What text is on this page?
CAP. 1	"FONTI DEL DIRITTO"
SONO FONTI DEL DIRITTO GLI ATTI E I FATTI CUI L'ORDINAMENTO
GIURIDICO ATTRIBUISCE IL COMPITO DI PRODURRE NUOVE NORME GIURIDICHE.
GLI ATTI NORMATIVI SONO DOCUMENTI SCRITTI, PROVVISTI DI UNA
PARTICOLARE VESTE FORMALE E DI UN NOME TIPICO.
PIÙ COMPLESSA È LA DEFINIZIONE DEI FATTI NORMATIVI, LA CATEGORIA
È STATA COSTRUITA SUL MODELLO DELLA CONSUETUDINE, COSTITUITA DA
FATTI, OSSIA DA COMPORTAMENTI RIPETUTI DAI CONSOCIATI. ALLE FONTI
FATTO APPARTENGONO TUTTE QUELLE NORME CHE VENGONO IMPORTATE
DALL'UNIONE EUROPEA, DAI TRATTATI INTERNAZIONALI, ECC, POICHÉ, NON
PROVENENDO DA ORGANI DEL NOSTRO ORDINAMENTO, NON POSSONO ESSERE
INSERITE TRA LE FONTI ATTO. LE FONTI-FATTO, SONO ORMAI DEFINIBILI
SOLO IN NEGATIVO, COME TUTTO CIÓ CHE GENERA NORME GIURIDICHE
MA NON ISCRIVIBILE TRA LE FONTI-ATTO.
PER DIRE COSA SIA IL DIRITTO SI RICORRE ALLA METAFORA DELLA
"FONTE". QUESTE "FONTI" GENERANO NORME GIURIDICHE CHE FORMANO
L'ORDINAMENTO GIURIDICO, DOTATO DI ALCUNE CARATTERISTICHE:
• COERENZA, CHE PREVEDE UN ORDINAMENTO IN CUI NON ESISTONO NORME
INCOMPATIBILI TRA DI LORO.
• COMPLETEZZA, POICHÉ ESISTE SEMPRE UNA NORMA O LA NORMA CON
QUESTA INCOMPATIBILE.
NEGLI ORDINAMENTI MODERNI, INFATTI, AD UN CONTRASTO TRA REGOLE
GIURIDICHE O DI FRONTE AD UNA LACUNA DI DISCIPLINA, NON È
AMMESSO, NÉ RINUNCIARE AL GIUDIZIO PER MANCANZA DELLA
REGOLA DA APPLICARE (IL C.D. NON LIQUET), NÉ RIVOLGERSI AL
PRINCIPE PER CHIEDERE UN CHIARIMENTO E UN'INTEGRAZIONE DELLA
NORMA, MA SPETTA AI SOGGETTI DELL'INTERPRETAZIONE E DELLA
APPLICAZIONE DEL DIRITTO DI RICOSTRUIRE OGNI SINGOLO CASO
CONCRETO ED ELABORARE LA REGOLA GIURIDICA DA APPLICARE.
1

····················

[Exercise task] Write out the whole listing again. Match it word for word.

[The output]
What text is on this page?
CAP. 1	"FONTI DEL DIRITTO"
SONO FONTI DEL DIRITTO GLI ATTI E I FATTI CUI L'ORDINAMENTO
GIURIDICO ATTRIBUISCE IL COMPITO DI PRODURRE NUOVE NORME GIURIDICHE.
GLI ATTI NORMATIVI SONO DOCUMENTI SCRITTI, PROVVISTI DI UNA
PARTICOLARE VESTE FORMALE E DI UN NOME TIPICO.
PIÙ COMPLESSA È LA DEFINIZIONE DEI FATTI NORMATIVI, LA CATEGORIA
È STATA COSTRUITA SUL MODELLO DELLA CONSUETUDINE, COSTITUITA DA
FATTI, OSSIA DA COMPORTAMENTI RIPETUTI DAI CONSOCIATI. ALLE FONTI
FATTO APPARTENGONO TUTTE QUELLE NORME CHE VENGONO IMPORTATE
DALL'UNIONE EUROPEA, DAI TRATTATI INTERNAZIONALI, ECC, POICHÉ, NON
PROVENENDO DA ORGANI DEL NOSTRO ORDINAMENTO, NON POSSONO ESSERE
INSERITE TRA LE FONTI ATTO. LE FONTI-FATTO, SONO ORMAI DEFINIBILI
SOLO IN NEGATIVO, COME TUTTO CIÓ CHE GENERA NORME GIURIDICHE
MA NON ISCRIVIBILE TRA LE FONTI-ATTO.
PER DIRE COSA SIA IL DIRITTO SI RICORRE ALLA METAFORA DELLA
"FONTE". QUESTE "FONTI" GENERANO NORME GIURIDICHE CHE FORMANO
L'ORDINAMENTO GIURIDICO, DOTATO DI ALCUNE CARATTERISTICHE:
• COERENZA, CHE PREVEDE UN ORDINAMENTO IN CUI NON ESISTONO NORME
INCOMPATIBILI TRA DI LORO.
• COMPLETEZZA, POICHÉ ESISTE SEMPRE UNA NORMA O LA NORMA CON
QUESTA INCOMPATIBILE.
NEGLI ORDINAMENTI MODERNI, INFATTI, AD UN CONTRASTO TRA REGOLE
GIURIDICHE O DI FRONTE AD UNA LACUNA DI DISCIPLINA, NON È
AMMESSO, NÉ RINUNCIARE AL GIUDIZIO PER MANCANZA DELLA
REGOLA DA APPLICARE (IL C.D. NON LIQUET), NÉ RIVOLGERSI AL
PRINCIPE PER CHIEDERE UN CHIARIMENTO E UN'INTEGRAZIONE DELLA
NORMA, MA SPETTA AI SOGGETTI DELL'INTERPRETAZIONE E DELLA
APPLICAZIONE DEL DIRITTO DI RICOSTRUIRE OGNI SINGOLO CASO
CONCRETO ED ELABORARE LA REGOLA GIURIDICA DA APPLICARE.
1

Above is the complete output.